_EXERCISE PROMPT_: Say how many lines include the word "icon". Reply with nothing but the number.
# Start of RECORDS SUPPLIED
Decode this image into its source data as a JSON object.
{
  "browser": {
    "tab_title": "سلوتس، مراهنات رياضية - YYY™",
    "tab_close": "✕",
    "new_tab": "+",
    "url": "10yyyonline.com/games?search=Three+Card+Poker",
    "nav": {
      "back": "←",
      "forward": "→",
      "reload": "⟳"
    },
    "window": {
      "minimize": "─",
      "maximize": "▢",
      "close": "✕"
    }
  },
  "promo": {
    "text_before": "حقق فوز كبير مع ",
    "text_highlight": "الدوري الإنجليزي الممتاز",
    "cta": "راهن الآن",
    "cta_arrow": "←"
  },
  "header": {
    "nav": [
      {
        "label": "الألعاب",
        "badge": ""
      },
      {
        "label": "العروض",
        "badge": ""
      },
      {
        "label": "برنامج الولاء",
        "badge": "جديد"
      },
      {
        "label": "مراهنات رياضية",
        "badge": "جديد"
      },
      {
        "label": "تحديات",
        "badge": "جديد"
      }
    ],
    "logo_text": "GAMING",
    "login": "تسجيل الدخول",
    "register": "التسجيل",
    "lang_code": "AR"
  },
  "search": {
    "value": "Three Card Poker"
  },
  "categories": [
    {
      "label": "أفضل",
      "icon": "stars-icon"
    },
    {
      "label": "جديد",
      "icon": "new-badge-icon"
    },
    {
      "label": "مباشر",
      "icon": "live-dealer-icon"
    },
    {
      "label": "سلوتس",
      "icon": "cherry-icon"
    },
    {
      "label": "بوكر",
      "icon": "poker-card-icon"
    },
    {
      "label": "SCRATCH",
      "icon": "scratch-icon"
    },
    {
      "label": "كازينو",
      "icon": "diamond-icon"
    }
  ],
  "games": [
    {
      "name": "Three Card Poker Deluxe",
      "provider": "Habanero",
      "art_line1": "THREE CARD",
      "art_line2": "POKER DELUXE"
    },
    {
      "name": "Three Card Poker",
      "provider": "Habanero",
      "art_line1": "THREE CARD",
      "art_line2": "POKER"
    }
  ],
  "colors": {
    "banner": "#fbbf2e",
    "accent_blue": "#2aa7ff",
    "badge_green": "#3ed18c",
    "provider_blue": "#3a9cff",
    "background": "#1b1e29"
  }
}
# End of RECORDS SUPPLIED
_SOLUTION TO THIS EXERCISE_: 7